EXERCISE DETAILS — Pick out each line containing the string "saat" and copy it.

=== MATERIAL PROVIDED ===

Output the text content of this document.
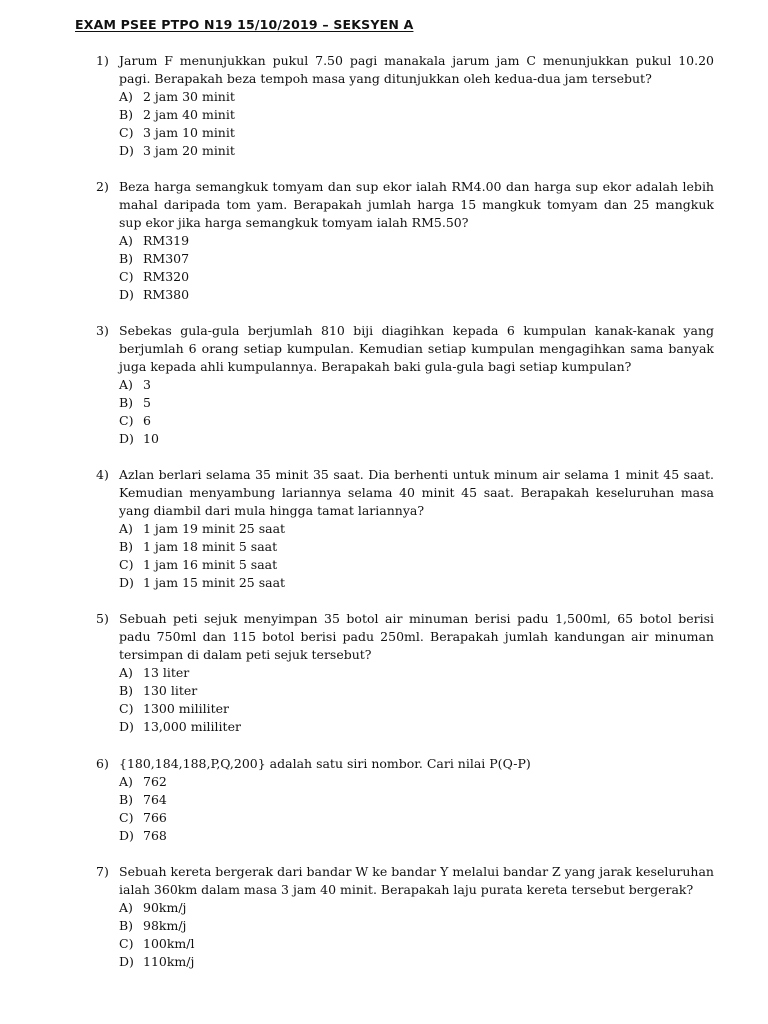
EXAM PSEE PTPO N19 15/10/2019 – SEKSYEN A
1) Jarum F menunjukkan pukul 7.50 pagi manakala jarum jam C menunjukkan pukul 10.20 pagi. Berapakah beza tempoh masa yang ditunjukkan oleh kedua-dua jam tersebut?
A) 2 jam 30 minit
B) 2 jam 40 minit
C) 3 jam 10 minit
D) 3 jam 20 minit
2) Beza harga semangkuk tomyam dan sup ekor ialah RM4.00 dan harga sup ekor adalah lebih mahal daripada tom yam. Berapakah jumlah harga 15 mangkuk tomyam dan 25 mangkuk sup ekor jika harga semangkuk tomyam ialah RM5.50?
A) RM319
B) RM307
C) RM320
D) RM380
3) Sebekas gula-gula berjumlah 810 biji diagihkan kepada 6 kumpulan kanak-kanak yang berjumlah 6 orang setiap kumpulan. Kemudian setiap kumpulan mengagihkan sama banyak juga kepada ahli kumpulannya. Berapakah baki gula-gula bagi setiap kumpulan?
A) 3
B) 5
C) 6
D) 10
4) Azlan berlari selama 35 minit 35 saat. Dia berhenti untuk minum air selama 1 minit 45 saat. Kemudian menyambung lariannya selama 40 minit 45 saat. Berapakah keseluruhan masa yang diambil dari mula hingga tamat lariannya?
A) 1 jam 19 minit 25 saat
B) 1 jam 18 minit 5 saat
C) 1 jam 16 minit 5 saat
D) 1 jam 15 minit 25 saat
5) Sebuah peti sejuk menyimpan 35 botol air minuman berisi padu 1,500ml, 65 botol berisi padu 750ml dan 115 botol berisi padu 250ml. Berapakah jumlah kandungan air minuman tersimpan di dalam peti sejuk tersebut?
A) 13 liter
B) 130 liter
C) 1300 mililiter
D) 13,000 mililiter
6) {180,184,188,P,Q,200} adalah satu siri nombor. Cari nilai P(Q-P)
A) 762
B) 764
C) 766
D) 768
7) Sebuah kereta bergerak dari bandar W ke bandar Y melalui bandar Z yang jarak keseluruhan ialah 360km dalam masa 3 jam 40 minit. Berapakah laju purata kereta tersebut bergerak?
A) 90km/j
B) 98km/j
C) 100km/l
D) 110km/j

===

FULL OUTPUT —
4) Azlan berlari selama 35 minit 35 saat. Dia berhenti untuk minum air selama 1 minit 45 saat. Kemudian menyambung lariannya selama 40 minit 45 saat. Berapakah keseluruhan masa yang diambil dari mula hingga tamat lariannya?
A) 1 jam 19 minit 25 saat
B) 1 jam 18 minit 5 saat
C) 1 jam 16 minit 5 saat
D) 1 jam 15 minit 25 saat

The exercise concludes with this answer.